Page content records:
◆ ◆ ◆ ◆ ◆ ◆ ◆
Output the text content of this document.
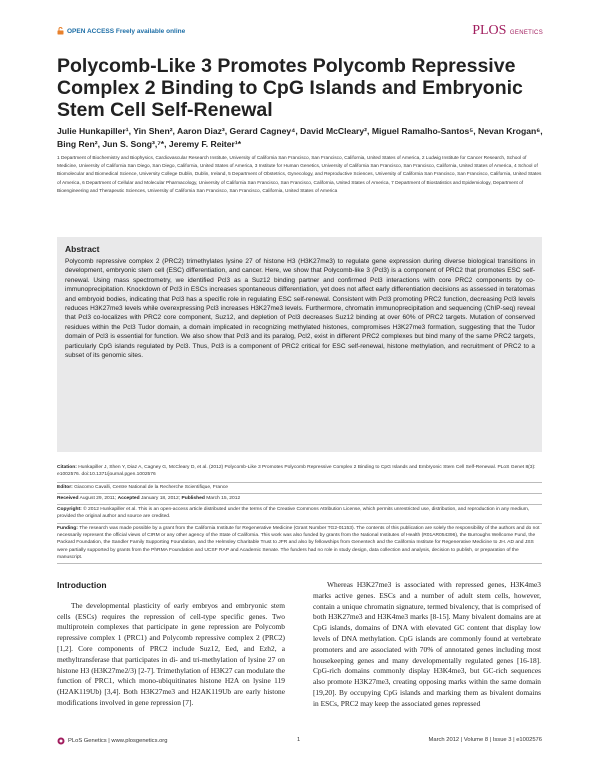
OPEN ACCESS Freely available online	PLOS GENETICS
Polycomb-Like 3 Promotes Polycomb Repressive Complex 2 Binding to CpG Islands and Embryonic Stem Cell Self-Renewal
Julie Hunkapiller¹, Yin Shen², Aaron Diaz³, Gerard Cagney⁴, David McCleary², Miguel Ramalho-Santos⁵, Nevan Krogan⁶, Bing Ren², Jun S. Song³,⁷*, Jeremy F. Reiter¹*
1 Department of Biochemistry and Biophysics, Cardiovascular Research Institute, University of California San Francisco, San Francisco, California, United States of America, 2 Ludwig Institute for Cancer Research, School of Medicine, University of California San Diego, San Diego, California, United States of America, 3 Institute for Human Genetics, University of California San Francisco, San Francisco, California, United States of America, 4 School of Biomolecular and Biomedical Science, University College Dublin, Dublin, Ireland, 5 Department of Obstetrics, Gynecology, and Reproductive Sciences, University of California San Francisco, San Francisco, California, United States of America, 6 Department of Cellular and Molecular Pharmacology, University of California San Francisco, San Francisco, California, United States of America, 7 Department of Biostatistics and Epidemiology, Department of Bioengineering and Therapeutic Sciences, University of California San Francisco, San Francisco, California, United States of America
Abstract

Polycomb repressive complex 2 (PRC2) trimethylates lysine 27 of histone H3 (H3K27me3) to regulate gene expression during diverse biological transitions in development, embryonic stem cell (ESC) differentiation, and cancer. Here, we show that Polycomb-like 3 (Pcl3) is a component of PRC2 that promotes ESC self-renewal. Using mass spectrometry, we identified Pcl3 as a Suz12 binding partner and confirmed Pcl3 interactions with core PRC2 components by co-immunoprecipitation. Knockdown of Pcl3 in ESCs increases spontaneous differentiation, yet does not affect early differentiation decisions as assessed in teratomas and embryoid bodies, indicating that Pcl3 has a specific role in regulating ESC self-renewal. Consistent with Pcl3 promoting PRC2 function, decreasing Pcl3 levels reduces H3K27me3 levels while overexpressing Pcl3 increases H3K27me3 levels. Furthermore, chromatin immunoprecipitation and sequencing (ChIP-seq) reveal that Pcl3 co-localizes with PRC2 core component, Suz12, and depletion of Pcl3 decreases Suz12 binding at over 60% of PRC2 targets. Mutation of conserved residues within the Pcl3 Tudor domain, a domain implicated in recognizing methylated histones, compromises H3K27me3 formation, suggesting that the Tudor domain of Pcl3 is essential for function. We also show that Pcl3 and its paralog, Pcl2, exist in different PRC2 complexes but bind many of the same PRC2 targets, particularly CpG islands regulated by Pcl3. Thus, Pcl3 is a component of PRC2 critical for ESC self-renewal, histone methylation, and recruitment of PRC2 to a subset of its genomic sites.

Citation: Hunkapiller J, Shen Y, Diaz A, Cagney G, McCleary D, et al. (2012) Polycomb-Like 3 Promotes Polycomb Repressive Complex 2 Binding to CpG Islands and Embryonic Stem Cell Self-Renewal. PLoS Genet 8(3): e1002576. doi:10.1371/journal.pgen.1002576
Editor: Giacomo Cavalli, Centre National de la Recherche Scientifique, France
Received August 29, 2011; Accepted January 18, 2012; Published March 15, 2012
Copyright: © 2012 Hunkapiller et al. This is an open-access article distributed under the terms of the Creative Commons Attribution License, which permits unrestricted use, distribution, and reproduction in any medium, provided the original author and source are credited.
Funding: The research was made possible by a grant from the California Institute for Regenerative Medicine (Grant Number TG2-01153). The contents of this publication are solely the responsibility of the authors and do not necessarily represent the official views of CIRM or any other agency of the State of California. This work was also funded by grants from the National Institutes of Health (R01AR054396), the Burroughs Wellcome Fund, the Packard Foundation, the Sandler Family Supporting Foundation, and the Helmsley Charitable Trust to JFR and also by fellowships from Genentech and the California Institute for Regenerative Medicine to JH. AD and JSS were partially supported by grants from the PhRMA Foundation and UCSF RAP and Academic Senate. The funders had no role in study design, data collection and analysis, decision to publish, or preparation of the manuscript.
Introduction

The developmental plasticity of early embryos and embryonic stem cells (ESCs) requires the repression of cell-type specific genes. Two multiprotein complexes that participate in gene repression are Polycomb repressive complex 1 (PRC1) and Polycomb repressive complex 2 (PRC2) [1,2]. Core components of PRC2 include Suz12, Eed, and Ezh2, a methyltransferase that participates in di- and tri-methylation of lysine 27 on histone H3 (H3K27me2/3) [2-7]. Trimethylation of H3K27 can modulate the function of PRC1, which mono-ubiquitinates histone H2A on lysine 119 (H2AK119Ub) [3,4]. Both H3K27me3 and H2AK119Ub are early histone modifications involved in gene repression [7].

Whereas H3K27me3 is associated with repressed genes, H3K4me3 marks active genes. ESCs and a number of adult stem cells, however, contain a unique chromatin signature, termed bivalency, that is comprised of both H3K27me3 and H3K4me3 marks [8-15]. Many bivalent domains are at CpG islands, domains of DNA with elevated GC content that display low levels of DNA methylation. CpG islands are commonly found at vertebrate promoters and are associated with 70% of annotated genes including most housekeeping genes and many developmentally regulated genes [16-18]. CpG-rich domains commonly display H3K4me3, but GC-rich sequences also promote H3K27me3, creating opposing marks within the same domain [19,20]. By occupying CpG islands and marking them as bivalent domains in ESCs, PRC2 may keep the associated genes repressed

PLoS Genetics | www.plosgenetics.org	1	March 2012 | Volume 8 | Issue 3 | e1002576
◆ ◆ ◆ ◆ ◆ ◆ ◆
§ **Exercise goal**
Produce the data again character for character, with the images left out.

§ **Task result**
Output the text content of this document.
OPEN ACCESS Freely available online	PLOS GENETICS
Polycomb-Like 3 Promotes Polycomb Repressive Complex 2 Binding to CpG Islands and Embryonic Stem Cell Self-Renewal
Julie Hunkapiller¹, Yin Shen², Aaron Diaz³, Gerard Cagney⁴, David McCleary², Miguel Ramalho-Santos⁵, Nevan Krogan⁶, Bing Ren², Jun S. Song³,⁷*, Jeremy F. Reiter¹*
1 Department of Biochemistry and Biophysics, Cardiovascular Research Institute, University of California San Francisco, San Francisco, California, United States of America, 2 Ludwig Institute for Cancer Research, School of Medicine, University of California San Diego, San Diego, California, United States of America, 3 Institute for Human Genetics, University of California San Francisco, San Francisco, California, United States of America, 4 School of Biomolecular and Biomedical Science, University College Dublin, Dublin, Ireland, 5 Department of Obstetrics, Gynecology, and Reproductive Sciences, University of California San Francisco, San Francisco, California, United States of America, 6 Department of Cellular and Molecular Pharmacology, University of California San Francisco, San Francisco, California, United States of America, 7 Department of Biostatistics and Epidemiology, Department of Bioengineering and Therapeutic Sciences, University of California San Francisco, San Francisco, California, United States of America
Abstract

Polycomb repressive complex 2 (PRC2) trimethylates lysine 27 of histone H3 (H3K27me3) to regulate gene expression during diverse biological transitions in development, embryonic stem cell (ESC) differentiation, and cancer. Here, we show that Polycomb-like 3 (Pcl3) is a component of PRC2 that promotes ESC self-renewal. Using mass spectrometry, we identified Pcl3 as a Suz12 binding partner and confirmed Pcl3 interactions with core PRC2 components by co-immunoprecipitation. Knockdown of Pcl3 in ESCs increases spontaneous differentiation, yet does not affect early differentiation decisions as assessed in teratomas and embryoid bodies, indicating that Pcl3 has a specific role in regulating ESC self-renewal. Consistent with Pcl3 promoting PRC2 function, decreasing Pcl3 levels reduces H3K27me3 levels while overexpressing Pcl3 increases H3K27me3 levels. Furthermore, chromatin immunoprecipitation and sequencing (ChIP-seq) reveal that Pcl3 co-localizes with PRC2 core component, Suz12, and depletion of Pcl3 decreases Suz12 binding at over 60% of PRC2 targets. Mutation of conserved residues within the Pcl3 Tudor domain, a domain implicated in recognizing methylated histones, compromises H3K27me3 formation, suggesting that the Tudor domain of Pcl3 is essential for function. We also show that Pcl3 and its paralog, Pcl2, exist in different PRC2 complexes but bind many of the same PRC2 targets, particularly CpG islands regulated by Pcl3. Thus, Pcl3 is a component of PRC2 critical for ESC self-renewal, histone methylation, and recruitment of PRC2 to a subset of its genomic sites.

Citation: Hunkapiller J, Shen Y, Diaz A, Cagney G, McCleary D, et al. (2012) Polycomb-Like 3 Promotes Polycomb Repressive Complex 2 Binding to CpG Islands and Embryonic Stem Cell Self-Renewal. PLoS Genet 8(3): e1002576. doi:10.1371/journal.pgen.1002576
Editor: Giacomo Cavalli, Centre National de la Recherche Scientifique, France
Received August 29, 2011; Accepted January 18, 2012; Published March 15, 2012
Copyright: © 2012 Hunkapiller et al. This is an open-access article distributed under the terms of the Creative Commons Attribution License, which permits unrestricted use, distribution, and reproduction in any medium, provided the original author and source are credited.
Funding: The research was made possible by a grant from the California Institute for Regenerative Medicine (Grant Number TG2-01153). The contents of this publication are solely the responsibility of the authors and do not necessarily represent the official views of CIRM or any other agency of the State of California. This work was also funded by grants from the National Institutes of Health (R01AR054396), the Burroughs Wellcome Fund, the Packard Foundation, the Sandler Family Supporting Foundation, and the Helmsley Charitable Trust to JFR and also by fellowships from Genentech and the California Institute for Regenerative Medicine to JH. AD and JSS were partially supported by grants from the PhRMA Foundation and UCSF RAP and Academic Senate. The funders had no role in study design, data collection and analysis, decision to publish, or preparation of the manuscript.
Introduction

The developmental plasticity of early embryos and embryonic stem cells (ESCs) requires the repression of cell-type specific genes. Two multiprotein complexes that participate in gene repression are Polycomb repressive complex 1 (PRC1) and Polycomb repressive complex 2 (PRC2) [1,2]. Core components of PRC2 include Suz12, Eed, and Ezh2, a methyltransferase that participates in di- and tri-methylation of lysine 27 on histone H3 (H3K27me2/3) [2-7]. Trimethylation of H3K27 can modulate the function of PRC1, which mono-ubiquitinates histone H2A on lysine 119 (H2AK119Ub) [3,4]. Both H3K27me3 and H2AK119Ub are early histone modifications involved in gene repression [7].

Whereas H3K27me3 is associated with repressed genes, H3K4me3 marks active genes. ESCs and a number of adult stem cells, however, contain a unique chromatin signature, termed bivalency, that is comprised of both H3K27me3 and H3K4me3 marks [8-15]. Many bivalent domains are at CpG islands, domains of DNA with elevated GC content that display low levels of DNA methylation. CpG islands are commonly found at vertebrate promoters and are associated with 70% of annotated genes including most housekeeping genes and many developmentally regulated genes [16-18]. CpG-rich domains commonly display H3K4me3, but GC-rich sequences also promote H3K27me3, creating opposing marks within the same domain [19,20]. By occupying CpG islands and marking them as bivalent domains in ESCs, PRC2 may keep the associated genes repressed

PLoS Genetics | www.plosgenetics.org	1	March 2012 | Volume 8 | Issue 3 | e1002576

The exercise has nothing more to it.